(Stored data)
## Begin
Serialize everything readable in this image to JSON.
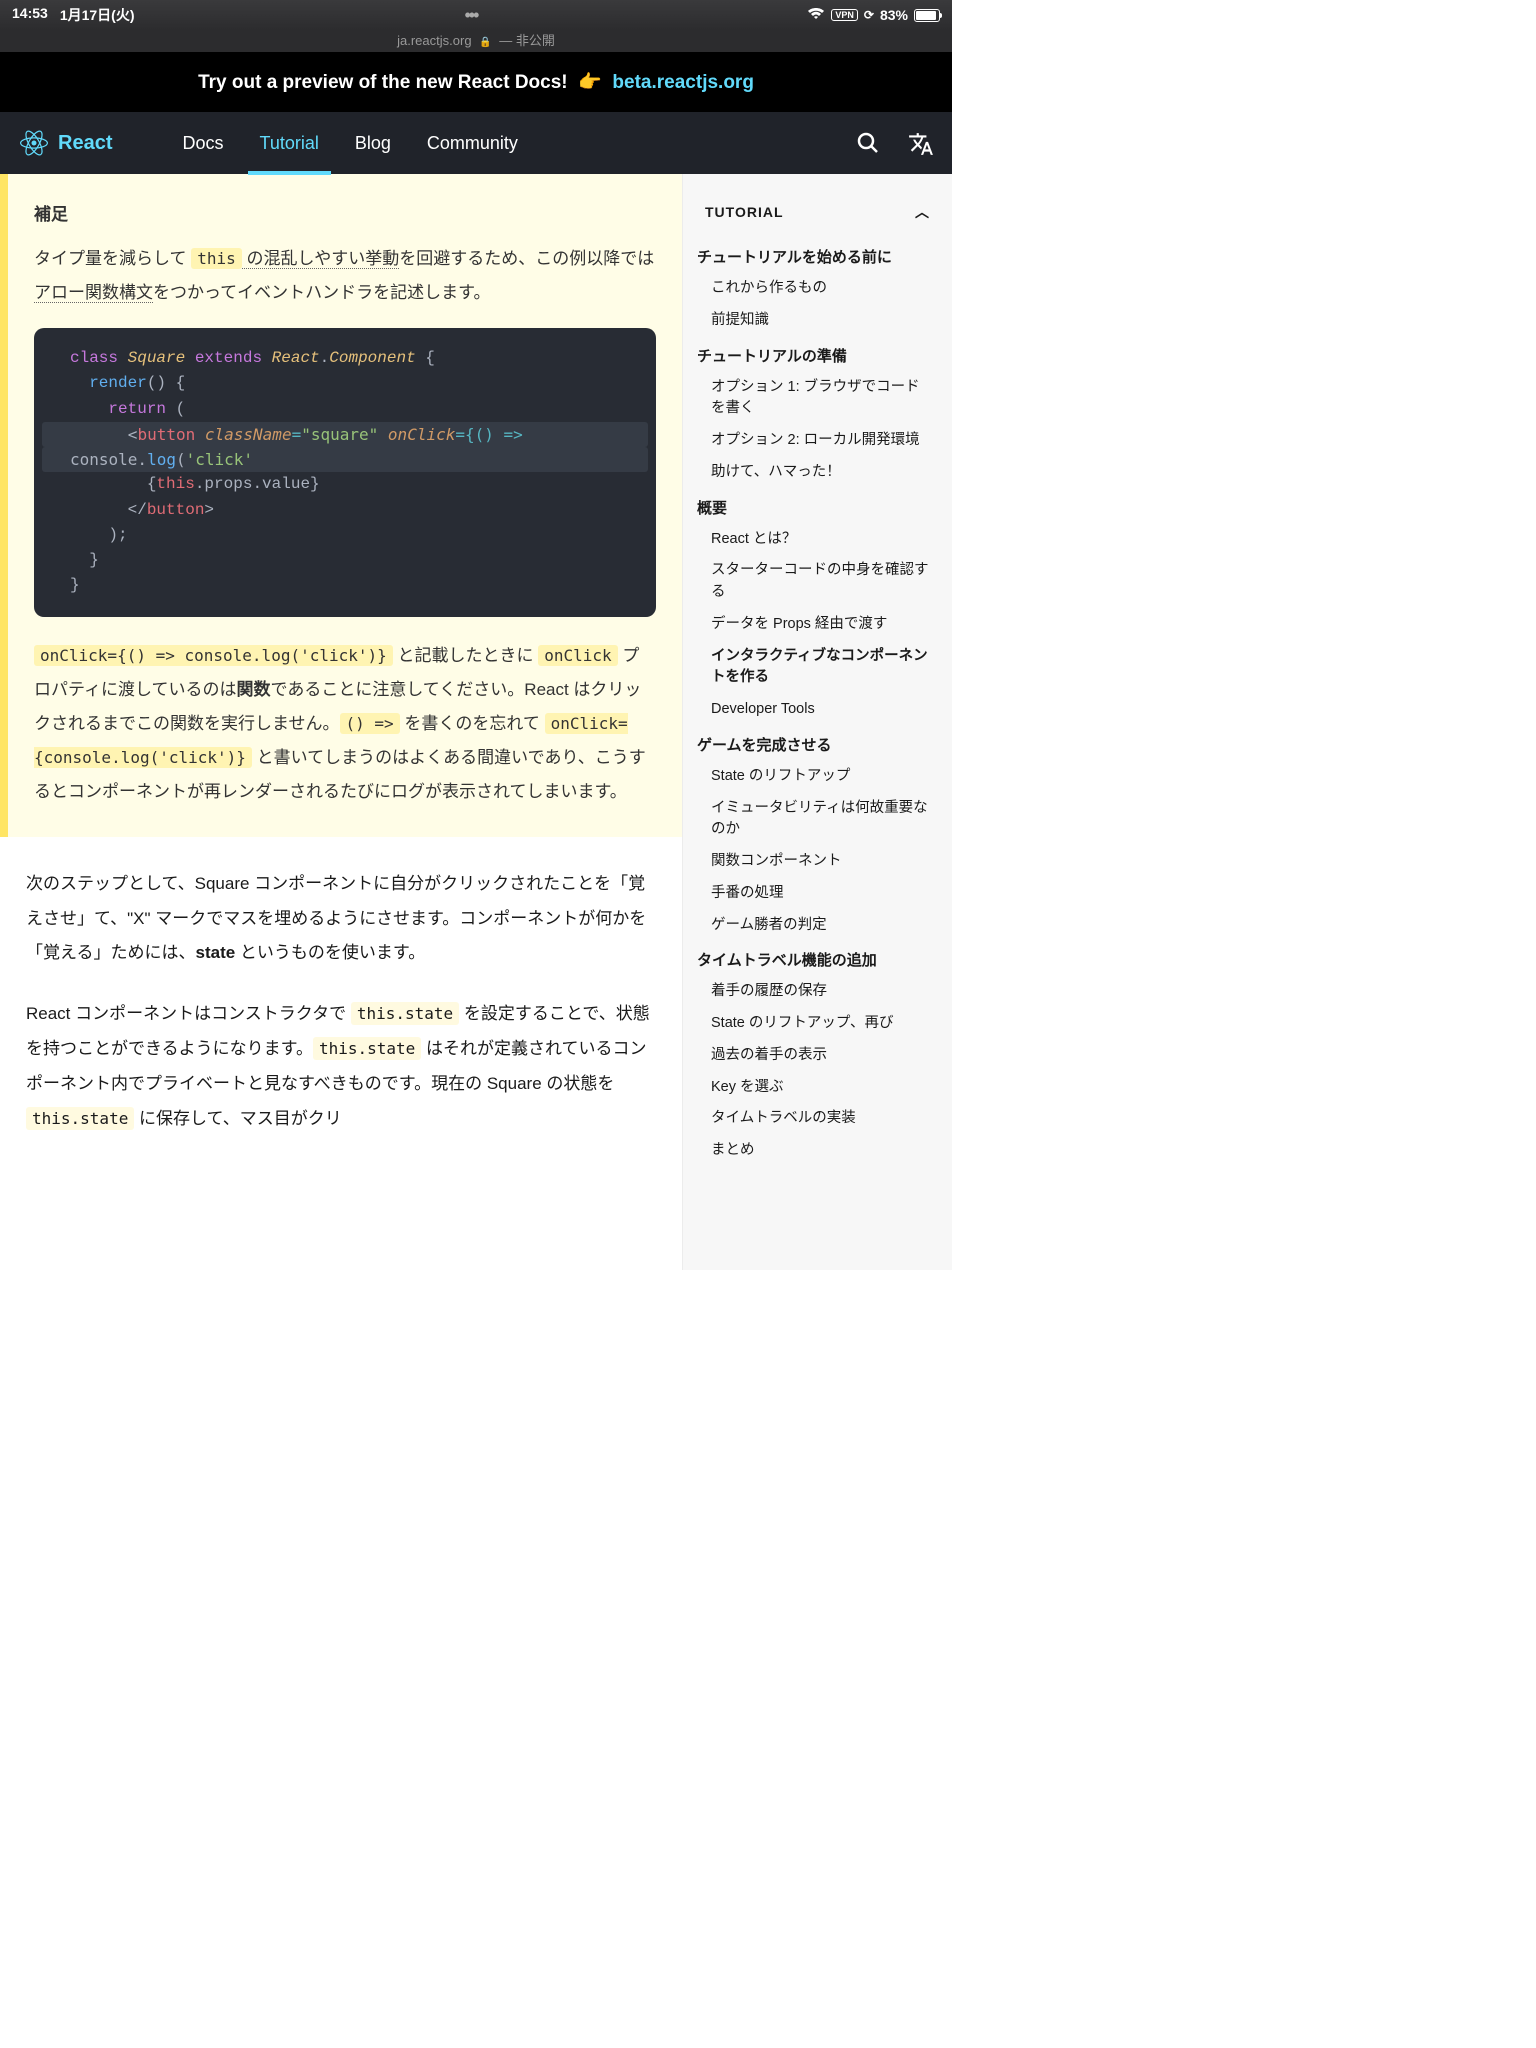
{
  "status": {
    "time": "14:53",
    "date": "1月17日(火)",
    "vpn": "VPN",
    "battery": "83%"
  },
  "url_bar": {
    "domain": "ja.reactjs.org",
    "privacy": " — 非公開"
  },
  "banner": {
    "text": "Try out a preview of the new React Docs!",
    "emoji": "👉",
    "link": "beta.reactjs.org"
  },
  "nav": {
    "brand": "React",
    "links": [
      "Docs",
      "Tutorial",
      "Blog",
      "Community"
    ],
    "active_index": 1
  },
  "note": {
    "heading": "補足",
    "p1a": "タイプ量を減らして ",
    "this_code": "this",
    "p1b": " の混乱しやすい挙動",
    "p1c": "を回避するため、この例以降では",
    "arrow_link": "アロー関数構文",
    "p1d": "をつかってイベントハンドラを記述します。",
    "p2a": "と記載したときに ",
    "onclick_code": "onClick",
    "p2b": " プロパティに渡しているのは",
    "p2bold": "関数",
    "p2c": "であることに注意してください。React はクリックされるまでこの関数を実行しません。",
    "p2code1": "onClick={() => console.log('click')}",
    "p2code2": "() =>",
    "p2d": " を書くのを忘れて ",
    "p2code3": "onClick={console.log('click')}",
    "p2e": " と書いてしまうのはよくある間違いであり、こうするとコンポーネントが再レンダーされるたびにログが表示されてしまいます。"
  },
  "code": {
    "l1": {
      "a": "class ",
      "b": "Square ",
      "c": "extends ",
      "d": "React",
      "e": ".",
      "f": "Component ",
      "g": "{"
    },
    "l2": {
      "a": "  ",
      "b": "render",
      "c": "() {"
    },
    "l3": {
      "a": "    ",
      "b": "return ",
      "c": "("
    },
    "l4": {
      "a": "      <",
      "b": "button ",
      "c": "className",
      "d": "=",
      "e": "\"square\"",
      "f": " ",
      "g": "onClick",
      "h": "={() =>"
    },
    "l5": {
      "a": "console.",
      "b": "log",
      "c": "(",
      "d": "'click'",
      "e": ")}>"
    },
    "l6": {
      "a": "        {",
      "b": "this",
      "c": ".props.value}"
    },
    "l7": {
      "a": "      </",
      "b": "button",
      "c": ">"
    },
    "l8": "    );",
    "l9": "  }",
    "l10": "}"
  },
  "body": {
    "p1a": "次のステップとして、Square コンポーネントに自分がクリックされたことを「覚えさせ」て、\"X\" マークでマスを埋めるようにさせます。コンポーネントが何かを「覚える」ためには、",
    "p1bold": "state",
    "p1b": " というものを使います。",
    "p2a": "React コンポーネントはコンストラクタで ",
    "p2code1": "this.state",
    "p2b": " を設定することで、状態を持つことができるようになります。",
    "p2code2": "this.state",
    "p2c": " はそれが定義されているコンポーネント内でプライベートと見なすべきものです。現在の Square の状態を ",
    "p2code3": "this.state",
    "p2d": " に保存して、マス目がクリ"
  },
  "sidebar": {
    "header": "TUTORIAL",
    "sections": [
      {
        "title": "チュートリアルを始める前に",
        "items": [
          "これから作るもの",
          "前提知識"
        ]
      },
      {
        "title": "チュートリアルの準備",
        "items": [
          "オプション 1: ブラウザでコードを書く",
          "オプション 2: ローカル開発環境",
          "助けて、ハマった！"
        ]
      },
      {
        "title": "概要",
        "items": [
          "React とは？",
          "スターターコードの中身を確認する",
          "データを Props 経由で渡す",
          "インタラクティブなコンポーネントを作る",
          "Developer Tools"
        ],
        "active_index": 3
      },
      {
        "title": "ゲームを完成させる",
        "items": [
          "State のリフトアップ",
          "イミュータビリティは何故重要なのか",
          "関数コンポーネント",
          "手番の処理",
          "ゲーム勝者の判定"
        ]
      },
      {
        "title": "タイムトラベル機能の追加",
        "items": [
          "着手の履歴の保存",
          "State のリフトアップ、再び",
          "過去の着手の表示",
          "Key を選ぶ",
          "タイムトラベルの実装",
          "まとめ"
        ]
      }
    ]
  }
}
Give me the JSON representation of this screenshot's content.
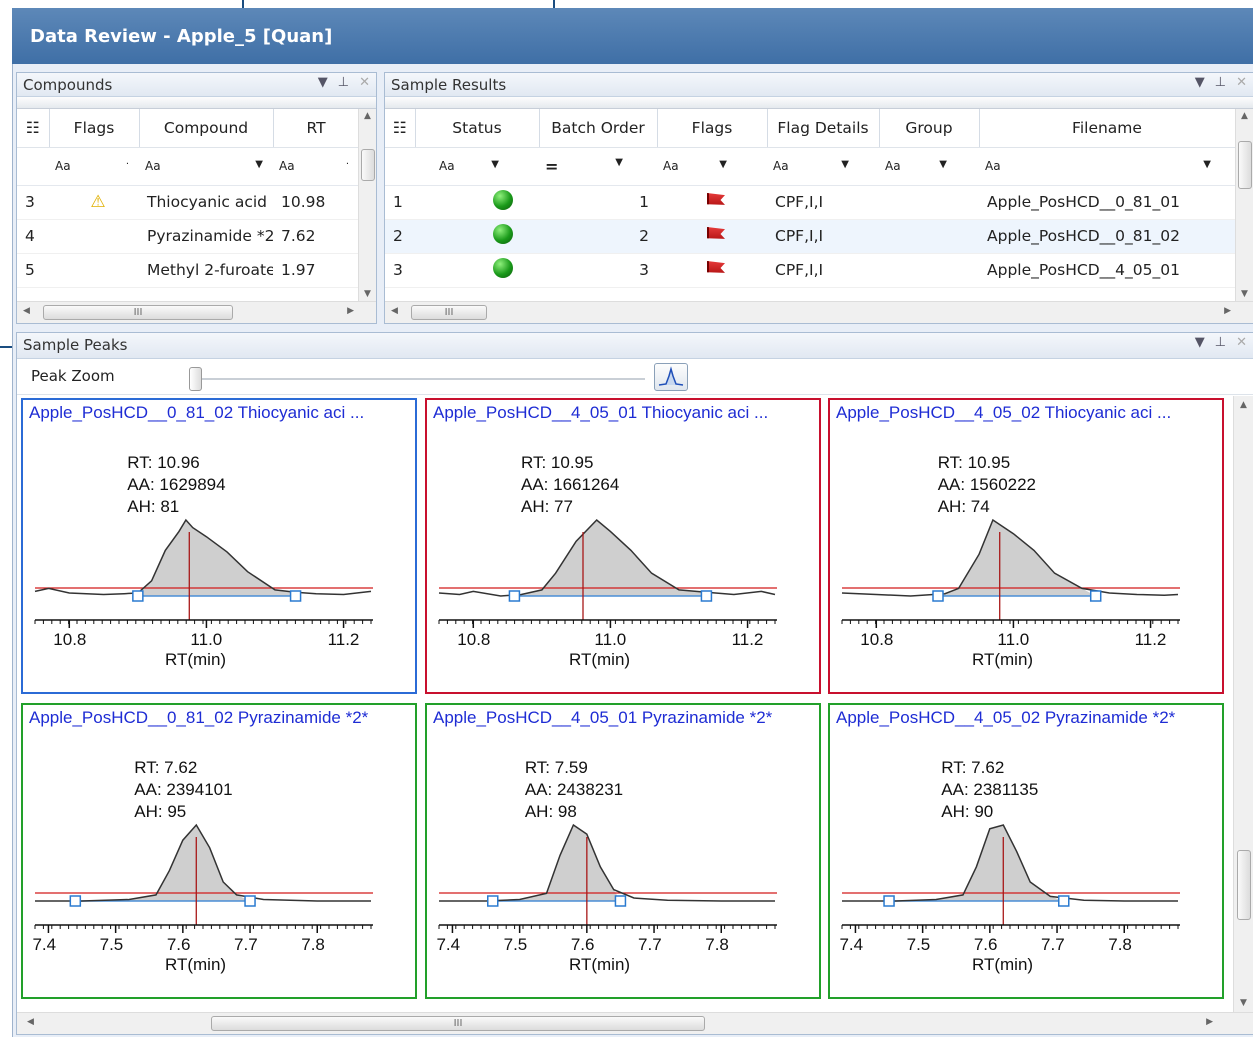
{
  "window": {
    "title": "Data Review - Apple_5 [Quan]"
  },
  "compounds": {
    "title": "Compounds",
    "headers": {
      "flags": "Flags",
      "compound": "Compound",
      "rt": "RT"
    },
    "filter_icon": "Aa",
    "rows": [
      {
        "n": "3",
        "flag": "warning-icon",
        "compound": "Thiocyanic acid",
        "rt": "10.98"
      },
      {
        "n": "4",
        "flag": "",
        "compound": "Pyrazinamide *2*",
        "rt": "7.62"
      },
      {
        "n": "5",
        "flag": "",
        "compound": "Methyl 2-furoate",
        "rt": "1.97"
      }
    ],
    "scroll_grip": "III"
  },
  "sample_results": {
    "title": "Sample Results",
    "headers": {
      "status": "Status",
      "batch_order": "Batch Order",
      "flags": "Flags",
      "flag_details": "Flag Details",
      "group": "Group",
      "filename": "Filename"
    },
    "filter_eq": "=",
    "filter_icon": "Aa",
    "rows": [
      {
        "n": "1",
        "status": "green",
        "batch": "1",
        "flag": "red-flag",
        "details": "CPF,I,I",
        "group": "",
        "filename": "Apple_PosHCD__0_81_01"
      },
      {
        "n": "2",
        "status": "green",
        "batch": "2",
        "flag": "red-flag",
        "details": "CPF,I,I",
        "group": "",
        "filename": "Apple_PosHCD__0_81_02"
      },
      {
        "n": "3",
        "status": "green",
        "batch": "3",
        "flag": "red-flag",
        "details": "CPF,I,I",
        "group": "",
        "filename": "Apple_PosHCD__4_05_01"
      }
    ],
    "scroll_grip": "III"
  },
  "sample_peaks": {
    "title": "Sample Peaks",
    "peak_zoom_label": "Peak Zoom",
    "peak_zoom_level": 0,
    "scroll_grip": "III",
    "xlabel": "RT(min)"
  },
  "colors": {
    "flagged": "#c8102e",
    "ok": "#22a02a",
    "selected": "#2b6bd6",
    "title_text": "#1e2cd4"
  },
  "chart_data": [
    {
      "type": "line",
      "title": "Apple_PosHCD__0_81_02   Thiocyanic aci ...",
      "status": "selected",
      "stats": [
        "RT: 10.96",
        "AA: 1629894",
        "AH: 81"
      ],
      "xlabel": "RT(min)",
      "xlim": [
        10.75,
        11.24
      ],
      "ticks": [
        10.8,
        11.0,
        11.2
      ],
      "tick_labels": [
        "10.8",
        "11.0",
        "11.2"
      ],
      "rt_line": 10.975,
      "markers": [
        10.9,
        11.13
      ],
      "x": [
        10.75,
        10.77,
        10.8,
        10.85,
        10.88,
        10.9,
        10.92,
        10.94,
        10.96,
        10.97,
        10.98,
        11.0,
        11.03,
        11.06,
        11.1,
        11.13,
        11.16,
        11.2,
        11.24
      ],
      "y": [
        6,
        10,
        4,
        2,
        3,
        4,
        20,
        60,
        85,
        100,
        90,
        78,
        58,
        32,
        8,
        5,
        3,
        2,
        6
      ]
    },
    {
      "type": "line",
      "title": "Apple_PosHCD__4_05_01   Thiocyanic aci ...",
      "status": "flagged",
      "stats": [
        "RT: 10.95",
        "AA: 1661264",
        "AH: 77"
      ],
      "xlabel": "RT(min)",
      "xlim": [
        10.75,
        11.24
      ],
      "ticks": [
        10.8,
        11.0,
        11.2
      ],
      "tick_labels": [
        "10.8",
        "11.0",
        "11.2"
      ],
      "rt_line": 10.96,
      "markers": [
        10.86,
        11.14
      ],
      "x": [
        10.75,
        10.78,
        10.8,
        10.84,
        10.87,
        10.9,
        10.92,
        10.95,
        10.98,
        11.0,
        11.03,
        11.06,
        11.1,
        11.14,
        11.18,
        11.22,
        11.24
      ],
      "y": [
        4,
        2,
        6,
        0,
        2,
        8,
        30,
        72,
        100,
        85,
        60,
        30,
        8,
        5,
        2,
        6,
        2
      ]
    },
    {
      "type": "line",
      "title": "Apple_PosHCD__4_05_02   Thiocyanic aci ...",
      "status": "flagged",
      "stats": [
        "RT: 10.95",
        "AA: 1560222",
        "AH: 74"
      ],
      "xlabel": "RT(min)",
      "xlim": [
        10.75,
        11.24
      ],
      "ticks": [
        10.8,
        11.0,
        11.2
      ],
      "tick_labels": [
        "10.8",
        "11.0",
        "11.2"
      ],
      "rt_line": 10.98,
      "markers": [
        10.89,
        11.12
      ],
      "x": [
        10.75,
        10.8,
        10.85,
        10.9,
        10.92,
        10.95,
        10.97,
        11.0,
        11.03,
        11.06,
        11.1,
        11.14,
        11.18,
        11.22,
        11.24
      ],
      "y": [
        4,
        2,
        0,
        3,
        10,
        55,
        100,
        82,
        60,
        30,
        10,
        4,
        2,
        1,
        2
      ]
    },
    {
      "type": "line",
      "title": "Apple_PosHCD__0_81_02   Pyrazinamide *2*",
      "status": "ok",
      "stats": [
        "RT: 7.62",
        "AA: 2394101",
        "AH: 95"
      ],
      "xlabel": "RT(min)",
      "xlim": [
        7.38,
        7.88
      ],
      "ticks": [
        7.4,
        7.5,
        7.6,
        7.7,
        7.8
      ],
      "tick_labels": [
        "7.4",
        "7.5",
        "7.6",
        "7.7",
        "7.8"
      ],
      "rt_line": 7.62,
      "markers": [
        7.44,
        7.7
      ],
      "x": [
        7.38,
        7.45,
        7.52,
        7.56,
        7.58,
        7.6,
        7.62,
        7.64,
        7.66,
        7.68,
        7.72,
        7.8,
        7.88
      ],
      "y": [
        0,
        0,
        2,
        8,
        40,
        80,
        100,
        70,
        25,
        8,
        2,
        0,
        0
      ]
    },
    {
      "type": "line",
      "title": "Apple_PosHCD__4_05_01   Pyrazinamide *2*",
      "status": "ok",
      "stats": [
        "RT: 7.59",
        "AA: 2438231",
        "AH: 98"
      ],
      "xlabel": "RT(min)",
      "xlim": [
        7.38,
        7.88
      ],
      "ticks": [
        7.4,
        7.5,
        7.6,
        7.7,
        7.8
      ],
      "tick_labels": [
        "7.4",
        "7.5",
        "7.6",
        "7.7",
        "7.8"
      ],
      "rt_line": 7.6,
      "markers": [
        7.46,
        7.65
      ],
      "x": [
        7.38,
        7.45,
        7.5,
        7.54,
        7.56,
        7.58,
        7.6,
        7.62,
        7.64,
        7.67,
        7.72,
        7.8,
        7.88
      ],
      "y": [
        0,
        0,
        2,
        10,
        60,
        100,
        88,
        45,
        15,
        4,
        1,
        0,
        0
      ]
    },
    {
      "type": "line",
      "title": "Apple_PosHCD__4_05_02   Pyrazinamide *2*",
      "status": "ok",
      "stats": [
        "RT: 7.62",
        "AA: 2381135",
        "AH: 90"
      ],
      "xlabel": "RT(min)",
      "xlim": [
        7.38,
        7.88
      ],
      "ticks": [
        7.4,
        7.5,
        7.6,
        7.7,
        7.8
      ],
      "tick_labels": [
        "7.4",
        "7.5",
        "7.6",
        "7.7",
        "7.8"
      ],
      "rt_line": 7.62,
      "markers": [
        7.45,
        7.71
      ],
      "x": [
        7.38,
        7.46,
        7.52,
        7.56,
        7.58,
        7.6,
        7.62,
        7.64,
        7.66,
        7.69,
        7.74,
        7.8,
        7.88
      ],
      "y": [
        0,
        0,
        2,
        8,
        45,
        95,
        100,
        65,
        25,
        6,
        1,
        0,
        0
      ]
    }
  ]
}
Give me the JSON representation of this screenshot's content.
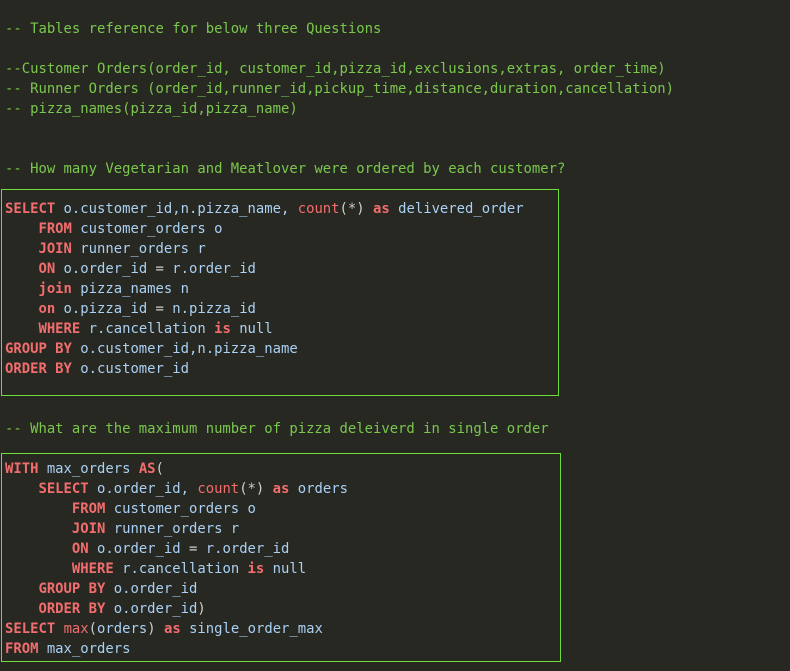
## End
• DIRECTIVE:
Using the records above, copy each line that contains "onClick".

• EXERCISE ANSWER:
    "onclick_code": "onClick",
    "p2code1": "onClick={() => console.log('click')}",
    "p2code3": "onClick={console.log('click')}",
      "g": "onClick",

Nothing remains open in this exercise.